Extracted records:

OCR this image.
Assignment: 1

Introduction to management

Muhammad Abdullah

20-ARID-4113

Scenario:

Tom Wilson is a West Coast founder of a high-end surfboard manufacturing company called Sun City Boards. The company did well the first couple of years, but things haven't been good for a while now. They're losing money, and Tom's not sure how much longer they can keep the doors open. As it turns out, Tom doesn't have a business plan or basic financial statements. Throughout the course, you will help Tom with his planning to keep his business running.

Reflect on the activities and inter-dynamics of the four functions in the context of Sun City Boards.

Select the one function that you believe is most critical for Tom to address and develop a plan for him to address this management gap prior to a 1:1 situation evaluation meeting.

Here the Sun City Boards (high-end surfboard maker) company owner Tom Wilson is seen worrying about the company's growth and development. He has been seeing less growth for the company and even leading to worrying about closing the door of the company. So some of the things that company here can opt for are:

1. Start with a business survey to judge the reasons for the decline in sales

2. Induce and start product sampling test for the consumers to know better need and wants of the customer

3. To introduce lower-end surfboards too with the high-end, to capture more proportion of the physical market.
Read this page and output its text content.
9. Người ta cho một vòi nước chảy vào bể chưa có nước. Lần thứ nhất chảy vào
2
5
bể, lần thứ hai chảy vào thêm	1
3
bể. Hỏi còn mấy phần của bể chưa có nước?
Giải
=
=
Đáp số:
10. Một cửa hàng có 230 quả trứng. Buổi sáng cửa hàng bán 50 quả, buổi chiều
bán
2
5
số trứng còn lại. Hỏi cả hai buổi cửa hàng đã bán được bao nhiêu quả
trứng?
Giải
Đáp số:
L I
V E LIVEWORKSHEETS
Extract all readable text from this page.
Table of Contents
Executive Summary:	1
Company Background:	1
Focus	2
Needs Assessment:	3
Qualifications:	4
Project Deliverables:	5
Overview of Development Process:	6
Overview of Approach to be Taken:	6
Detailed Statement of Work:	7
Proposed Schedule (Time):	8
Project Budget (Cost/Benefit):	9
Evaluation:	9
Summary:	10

#### Task:
Copy all the entries verbatim.

#### Solved problem:
OCR this image.
Assignment: 1

Introduction to management

Muhammad Abdullah

20-ARID-4113

Scenario:

Tom Wilson is a West Coast founder of a high-end surfboard manufacturing company called Sun City Boards. The company did well the first couple of years, but things haven't been good for a while now. They're losing money, and Tom's not sure how much longer they can keep the doors open. As it turns out, Tom doesn't have a business plan or basic financial statements. Throughout the course, you will help Tom with his planning to keep his business running.

Reflect on the activities and inter-dynamics of the four functions in the context of Sun City Boards.

Select the one function that you believe is most critical for Tom to address and develop a plan for him to address this management gap prior to a 1:1 situation evaluation meeting.

Here the Sun City Boards (high-end surfboard maker) company owner Tom Wilson is seen worrying about the company's growth and development. He has been seeing less growth for the company and even leading to worrying about closing the door of the company. So some of the things that company here can opt for are:

1. Start with a business survey to judge the reasons for the decline in sales

2. Induce and start product sampling test for the consumers to know better need and wants of the customer

3. To introduce lower-end surfboards too with the high-end, to capture more proportion of the physical market.
Read this page and output its text content.
9. Người ta cho một vòi nước chảy vào bể chưa có nước. Lần thứ nhất chảy vào
2
5
bể, lần thứ hai chảy vào thêm	1
3
bể. Hỏi còn mấy phần của bể chưa có nước?
Giải
=
=
Đáp số:
10. Một cửa hàng có 230 quả trứng. Buổi sáng cửa hàng bán 50 quả, buổi chiều
bán
2
5
số trứng còn lại. Hỏi cả hai buổi cửa hàng đã bán được bao nhiêu quả
trứng?
Giải
Đáp số:
L I
V E LIVEWORKSHEETS
Extract all readable text from this page.
Table of Contents
Executive Summary:	1
Company Background:	1
Focus	2
Needs Assessment:	3
Qualifications:	4
Project Deliverables:	5
Overview of Development Process:	6
Overview of Approach to be Taken:	6
Detailed Statement of Work:	7
Proposed Schedule (Time):	8
Project Budget (Cost/Benefit):	9
Evaluation:	9
Summary:	10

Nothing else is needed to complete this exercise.